Please copy out every one of the rows below word for word, with each character unchanged.

_Provided information_:
>>>>
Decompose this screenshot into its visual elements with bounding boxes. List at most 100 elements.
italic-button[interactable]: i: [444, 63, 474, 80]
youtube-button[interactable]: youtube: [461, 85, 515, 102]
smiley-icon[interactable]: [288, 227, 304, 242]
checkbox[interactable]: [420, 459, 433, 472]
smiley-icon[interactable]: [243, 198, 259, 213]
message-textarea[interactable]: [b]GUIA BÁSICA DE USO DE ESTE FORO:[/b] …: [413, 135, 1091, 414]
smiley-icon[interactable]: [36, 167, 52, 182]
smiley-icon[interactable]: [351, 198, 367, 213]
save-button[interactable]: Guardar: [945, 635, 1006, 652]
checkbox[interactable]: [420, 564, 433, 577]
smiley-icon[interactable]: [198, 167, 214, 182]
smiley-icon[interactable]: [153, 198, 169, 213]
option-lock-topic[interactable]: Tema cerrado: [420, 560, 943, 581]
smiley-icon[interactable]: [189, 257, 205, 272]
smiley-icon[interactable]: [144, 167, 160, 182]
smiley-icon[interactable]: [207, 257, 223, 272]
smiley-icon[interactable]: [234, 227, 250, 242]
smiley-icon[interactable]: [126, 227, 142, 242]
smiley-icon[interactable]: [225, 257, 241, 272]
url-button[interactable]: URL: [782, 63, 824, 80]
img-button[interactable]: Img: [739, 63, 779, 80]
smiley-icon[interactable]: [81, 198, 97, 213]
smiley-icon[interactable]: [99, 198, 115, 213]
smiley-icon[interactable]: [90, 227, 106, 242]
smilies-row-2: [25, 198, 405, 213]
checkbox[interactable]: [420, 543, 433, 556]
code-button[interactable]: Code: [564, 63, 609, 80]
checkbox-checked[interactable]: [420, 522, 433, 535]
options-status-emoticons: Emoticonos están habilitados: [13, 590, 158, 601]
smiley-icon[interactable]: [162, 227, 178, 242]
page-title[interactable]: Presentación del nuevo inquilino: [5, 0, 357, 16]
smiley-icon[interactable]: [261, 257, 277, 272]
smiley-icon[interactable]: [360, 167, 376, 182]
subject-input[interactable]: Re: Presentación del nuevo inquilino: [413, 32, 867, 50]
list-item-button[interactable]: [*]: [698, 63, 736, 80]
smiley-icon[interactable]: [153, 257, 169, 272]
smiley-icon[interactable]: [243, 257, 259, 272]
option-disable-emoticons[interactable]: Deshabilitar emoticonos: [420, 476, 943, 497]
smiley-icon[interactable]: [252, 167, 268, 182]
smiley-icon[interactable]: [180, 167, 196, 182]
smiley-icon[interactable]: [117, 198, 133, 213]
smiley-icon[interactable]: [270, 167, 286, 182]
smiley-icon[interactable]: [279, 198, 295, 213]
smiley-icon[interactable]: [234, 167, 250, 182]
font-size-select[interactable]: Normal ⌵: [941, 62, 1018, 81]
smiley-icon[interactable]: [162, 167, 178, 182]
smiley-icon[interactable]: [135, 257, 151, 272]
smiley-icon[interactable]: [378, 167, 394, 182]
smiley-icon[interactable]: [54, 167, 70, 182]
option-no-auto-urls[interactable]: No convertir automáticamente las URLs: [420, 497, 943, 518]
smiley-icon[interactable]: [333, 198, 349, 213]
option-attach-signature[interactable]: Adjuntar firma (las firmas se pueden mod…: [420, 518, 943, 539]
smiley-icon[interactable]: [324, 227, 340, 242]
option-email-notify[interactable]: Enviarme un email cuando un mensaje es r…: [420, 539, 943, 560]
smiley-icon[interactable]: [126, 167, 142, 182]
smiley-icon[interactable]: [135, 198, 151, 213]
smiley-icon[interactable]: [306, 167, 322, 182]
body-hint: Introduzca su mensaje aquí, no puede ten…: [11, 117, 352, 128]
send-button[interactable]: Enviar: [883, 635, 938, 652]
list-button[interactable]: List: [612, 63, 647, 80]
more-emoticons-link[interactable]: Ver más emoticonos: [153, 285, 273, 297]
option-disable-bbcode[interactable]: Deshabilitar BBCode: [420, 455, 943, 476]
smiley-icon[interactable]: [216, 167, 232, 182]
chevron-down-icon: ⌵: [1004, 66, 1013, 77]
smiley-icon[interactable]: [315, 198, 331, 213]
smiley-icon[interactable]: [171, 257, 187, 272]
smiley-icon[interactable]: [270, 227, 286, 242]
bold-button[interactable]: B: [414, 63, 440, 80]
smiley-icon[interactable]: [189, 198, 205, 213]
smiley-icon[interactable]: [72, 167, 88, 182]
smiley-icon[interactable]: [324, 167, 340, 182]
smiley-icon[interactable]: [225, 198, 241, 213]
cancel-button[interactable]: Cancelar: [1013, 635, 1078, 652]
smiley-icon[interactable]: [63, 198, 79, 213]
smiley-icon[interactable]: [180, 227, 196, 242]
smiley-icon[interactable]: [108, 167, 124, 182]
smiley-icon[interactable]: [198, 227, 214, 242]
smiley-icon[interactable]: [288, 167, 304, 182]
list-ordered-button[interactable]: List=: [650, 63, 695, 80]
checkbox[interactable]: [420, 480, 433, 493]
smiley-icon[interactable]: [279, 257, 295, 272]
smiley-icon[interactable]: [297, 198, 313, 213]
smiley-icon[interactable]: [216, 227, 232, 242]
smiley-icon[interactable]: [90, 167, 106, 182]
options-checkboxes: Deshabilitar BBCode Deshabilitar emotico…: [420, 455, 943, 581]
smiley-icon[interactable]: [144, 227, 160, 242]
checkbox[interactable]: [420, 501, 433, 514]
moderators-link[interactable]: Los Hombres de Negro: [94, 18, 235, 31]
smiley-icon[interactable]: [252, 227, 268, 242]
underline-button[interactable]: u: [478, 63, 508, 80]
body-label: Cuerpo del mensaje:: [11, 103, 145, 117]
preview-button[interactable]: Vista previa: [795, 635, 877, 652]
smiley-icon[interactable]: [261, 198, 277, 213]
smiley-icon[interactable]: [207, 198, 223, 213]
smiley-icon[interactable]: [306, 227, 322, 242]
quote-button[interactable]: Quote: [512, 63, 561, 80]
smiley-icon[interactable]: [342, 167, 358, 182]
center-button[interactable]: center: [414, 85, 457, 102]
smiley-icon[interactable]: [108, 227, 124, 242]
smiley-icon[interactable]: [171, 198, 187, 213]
<<<<
_Answer to this task_:
Decompose this screenshot into its visual elements with bounding boxes. List at most 100 elements.
italic-button[interactable]: i: [444, 63, 474, 80]
youtube-button[interactable]: youtube: [461, 85, 515, 102]
smiley-icon[interactable]: [288, 227, 304, 242]
checkbox[interactable]: [420, 459, 433, 472]
smiley-icon[interactable]: [243, 198, 259, 213]
message-textarea[interactable]: [b]GUIA BÁSICA DE USO DE ESTE FORO:[/b] …: [413, 135, 1091, 414]
smiley-icon[interactable]: [36, 167, 52, 182]
smiley-icon[interactable]: [351, 198, 367, 213]
save-button[interactable]: Guardar: [945, 635, 1006, 652]
checkbox[interactable]: [420, 564, 433, 577]
smiley-icon[interactable]: [198, 167, 214, 182]
smiley-icon[interactable]: [153, 198, 169, 213]
option-lock-topic[interactable]: Tema cerrado: [420, 560, 943, 581]
smiley-icon[interactable]: [189, 257, 205, 272]
smiley-icon[interactable]: [144, 167, 160, 182]
smiley-icon[interactable]: [207, 257, 223, 272]
smiley-icon[interactable]: [234, 227, 250, 242]
smiley-icon[interactable]: [126, 227, 142, 242]
smiley-icon[interactable]: [225, 257, 241, 272]
url-button[interactable]: URL: [782, 63, 824, 80]
img-button[interactable]: Img: [739, 63, 779, 80]
smiley-icon[interactable]: [81, 198, 97, 213]
smiley-icon[interactable]: [99, 198, 115, 213]
smiley-icon[interactable]: [90, 227, 106, 242]
smilies-row-2: [25, 198, 405, 213]
checkbox[interactable]: [420, 543, 433, 556]
code-button[interactable]: Code: [564, 63, 609, 80]
checkbox-checked[interactable]: [420, 522, 433, 535]
options-status-emoticons: Emoticonos están habilitados: [13, 590, 158, 601]
smiley-icon[interactable]: [162, 227, 178, 242]
page-title[interactable]: Presentación del nuevo inquilino: [5, 0, 357, 16]
smiley-icon[interactable]: [261, 257, 277, 272]
smiley-icon[interactable]: [360, 167, 376, 182]
subject-input[interactable]: Re: Presentación del nuevo inquilino: [413, 32, 867, 50]
list-item-button[interactable]: [*]: [698, 63, 736, 80]
smiley-icon[interactable]: [153, 257, 169, 272]
smiley-icon[interactable]: [243, 257, 259, 272]
option-disable-emoticons[interactable]: Deshabilitar emoticonos: [420, 476, 943, 497]
smiley-icon[interactable]: [252, 167, 268, 182]
smiley-icon[interactable]: [180, 167, 196, 182]
smiley-icon[interactable]: [117, 198, 133, 213]
smiley-icon[interactable]: [270, 167, 286, 182]
smiley-icon[interactable]: [279, 198, 295, 213]
smiley-icon[interactable]: [234, 167, 250, 182]
font-size-select[interactable]: Normal ⌵: [941, 62, 1018, 81]
smiley-icon[interactable]: [162, 167, 178, 182]
smiley-icon[interactable]: [135, 257, 151, 272]
smiley-icon[interactable]: [378, 167, 394, 182]
smiley-icon[interactable]: [54, 167, 70, 182]
option-no-auto-urls[interactable]: No convertir automáticamente las URLs: [420, 497, 943, 518]
smiley-icon[interactable]: [333, 198, 349, 213]
option-attach-signature[interactable]: Adjuntar firma (las firmas se pueden mod…: [420, 518, 943, 539]
smiley-icon[interactable]: [324, 227, 340, 242]
option-email-notify[interactable]: Enviarme un email cuando un mensaje es r…: [420, 539, 943, 560]
smiley-icon[interactable]: [126, 167, 142, 182]
smiley-icon[interactable]: [135, 198, 151, 213]
smiley-icon[interactable]: [306, 167, 322, 182]
body-hint: Introduzca su mensaje aquí, no puede ten…: [11, 117, 352, 128]
send-button[interactable]: Enviar: [883, 635, 938, 652]
list-button[interactable]: List: [612, 63, 647, 80]
more-emoticons-link[interactable]: Ver más emoticonos: [153, 285, 273, 297]
option-disable-bbcode[interactable]: Deshabilitar BBCode: [420, 455, 943, 476]
smiley-icon[interactable]: [216, 167, 232, 182]
chevron-down-icon: ⌵: [1004, 66, 1013, 77]
smiley-icon[interactable]: [315, 198, 331, 213]
smiley-icon[interactable]: [171, 257, 187, 272]
smiley-icon[interactable]: [270, 227, 286, 242]
bold-button[interactable]: B: [414, 63, 440, 80]
smiley-icon[interactable]: [189, 198, 205, 213]
smiley-icon[interactable]: [72, 167, 88, 182]
smiley-icon[interactable]: [324, 167, 340, 182]
smiley-icon[interactable]: [225, 198, 241, 213]
cancel-button[interactable]: Cancelar: [1013, 635, 1078, 652]
smiley-icon[interactable]: [63, 198, 79, 213]
smiley-icon[interactable]: [180, 227, 196, 242]
smiley-icon[interactable]: [108, 167, 124, 182]
smiley-icon[interactable]: [198, 227, 214, 242]
smiley-icon[interactable]: [288, 167, 304, 182]
list-ordered-button[interactable]: List=: [650, 63, 695, 80]
checkbox[interactable]: [420, 480, 433, 493]
smiley-icon[interactable]: [279, 257, 295, 272]
smiley-icon[interactable]: [297, 198, 313, 213]
smiley-icon[interactable]: [216, 227, 232, 242]
smiley-icon[interactable]: [90, 167, 106, 182]
options-checkboxes: Deshabilitar BBCode Deshabilitar emotico…: [420, 455, 943, 581]
smiley-icon[interactable]: [144, 227, 160, 242]
checkbox[interactable]: [420, 501, 433, 514]
moderators-link[interactable]: Los Hombres de Negro: [94, 18, 235, 31]
smiley-icon[interactable]: [252, 227, 268, 242]
underline-button[interactable]: u: [478, 63, 508, 80]
body-label: Cuerpo del mensaje:: [11, 103, 145, 117]
preview-button[interactable]: Vista previa: [795, 635, 877, 652]
smiley-icon[interactable]: [261, 198, 277, 213]
smiley-icon[interactable]: [207, 198, 223, 213]
smiley-icon[interactable]: [306, 227, 322, 242]
quote-button[interactable]: Quote: [512, 63, 561, 80]
smiley-icon[interactable]: [342, 167, 358, 182]
center-button[interactable]: center: [414, 85, 457, 102]
smiley-icon[interactable]: [108, 227, 124, 242]
smiley-icon[interactable]: [171, 198, 187, 213]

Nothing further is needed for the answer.